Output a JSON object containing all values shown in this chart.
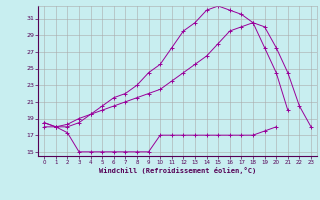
{
  "xlabel": "Windchill (Refroidissement éolien,°C)",
  "bg_color": "#c8eef0",
  "grid_color": "#aaaaaa",
  "line_color": "#990099",
  "xlim": [
    -0.5,
    23.5
  ],
  "ylim": [
    14.5,
    32.5
  ],
  "xticks": [
    0,
    1,
    2,
    3,
    4,
    5,
    6,
    7,
    8,
    9,
    10,
    11,
    12,
    13,
    14,
    15,
    16,
    17,
    18,
    19,
    20,
    21,
    22,
    23
  ],
  "yticks": [
    15,
    17,
    19,
    21,
    23,
    25,
    27,
    29,
    31
  ],
  "curve_bottom_x": [
    0,
    1,
    2,
    3,
    4,
    5,
    6,
    7,
    8,
    9,
    10,
    11,
    12,
    13,
    14,
    15,
    16,
    17,
    18,
    19,
    20
  ],
  "curve_bottom_y": [
    18.0,
    18.0,
    17.3,
    15.0,
    15.0,
    15.0,
    15.0,
    15.0,
    15.0,
    15.0,
    17.0,
    17.0,
    17.0,
    17.0,
    17.0,
    17.0,
    17.0,
    17.0,
    17.0,
    17.5,
    18.0
  ],
  "curve_mid_x": [
    0,
    1,
    2,
    3,
    4,
    5,
    6,
    7,
    8,
    9,
    10,
    11,
    12,
    13,
    14,
    15,
    16,
    17,
    18,
    19,
    20,
    21,
    22,
    23
  ],
  "curve_mid_y": [
    18.5,
    18.0,
    18.3,
    19.0,
    19.5,
    20.0,
    20.5,
    21.0,
    21.5,
    22.0,
    22.5,
    23.5,
    24.5,
    25.5,
    26.5,
    28.0,
    29.5,
    30.0,
    30.5,
    30.0,
    27.5,
    24.5,
    20.5,
    18.0
  ],
  "curve_top_x": [
    0,
    1,
    2,
    3,
    4,
    5,
    6,
    7,
    8,
    9,
    10,
    11,
    12,
    13,
    14,
    15,
    16,
    17,
    18,
    19,
    20,
    21
  ],
  "curve_top_y": [
    18.5,
    18.0,
    18.0,
    18.5,
    19.5,
    20.5,
    21.5,
    22.0,
    23.0,
    24.5,
    25.5,
    27.5,
    29.5,
    30.5,
    32.0,
    32.5,
    32.0,
    31.5,
    30.5,
    27.5,
    24.5,
    20.0
  ]
}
__________
## [Task statement]
Keep the pictures out of the copy and return the rest of the data above exactly.

## [Expected answer]
Output a JSON object containing all values shown in this chart.
{
  "xlabel": "Windchill (Refroidissement éolien,°C)",
  "bg_color": "#c8eef0",
  "grid_color": "#aaaaaa",
  "line_color": "#990099",
  "xlim": [
    -0.5,
    23.5
  ],
  "ylim": [
    14.5,
    32.5
  ],
  "xticks": [
    0,
    1,
    2,
    3,
    4,
    5,
    6,
    7,
    8,
    9,
    10,
    11,
    12,
    13,
    14,
    15,
    16,
    17,
    18,
    19,
    20,
    21,
    22,
    23
  ],
  "yticks": [
    15,
    17,
    19,
    21,
    23,
    25,
    27,
    29,
    31
  ],
  "curve_bottom_x": [
    0,
    1,
    2,
    3,
    4,
    5,
    6,
    7,
    8,
    9,
    10,
    11,
    12,
    13,
    14,
    15,
    16,
    17,
    18,
    19,
    20
  ],
  "curve_bottom_y": [
    18.0,
    18.0,
    17.3,
    15.0,
    15.0,
    15.0,
    15.0,
    15.0,
    15.0,
    15.0,
    17.0,
    17.0,
    17.0,
    17.0,
    17.0,
    17.0,
    17.0,
    17.0,
    17.0,
    17.5,
    18.0
  ],
  "curve_mid_x": [
    0,
    1,
    2,
    3,
    4,
    5,
    6,
    7,
    8,
    9,
    10,
    11,
    12,
    13,
    14,
    15,
    16,
    17,
    18,
    19,
    20,
    21,
    22,
    23
  ],
  "curve_mid_y": [
    18.5,
    18.0,
    18.3,
    19.0,
    19.5,
    20.0,
    20.5,
    21.0,
    21.5,
    22.0,
    22.5,
    23.5,
    24.5,
    25.5,
    26.5,
    28.0,
    29.5,
    30.0,
    30.5,
    30.0,
    27.5,
    24.5,
    20.5,
    18.0
  ],
  "curve_top_x": [
    0,
    1,
    2,
    3,
    4,
    5,
    6,
    7,
    8,
    9,
    10,
    11,
    12,
    13,
    14,
    15,
    16,
    17,
    18,
    19,
    20,
    21
  ],
  "curve_top_y": [
    18.5,
    18.0,
    18.0,
    18.5,
    19.5,
    20.5,
    21.5,
    22.0,
    23.0,
    24.5,
    25.5,
    27.5,
    29.5,
    30.5,
    32.0,
    32.5,
    32.0,
    31.5,
    30.5,
    27.5,
    24.5,
    20.0
  ]
}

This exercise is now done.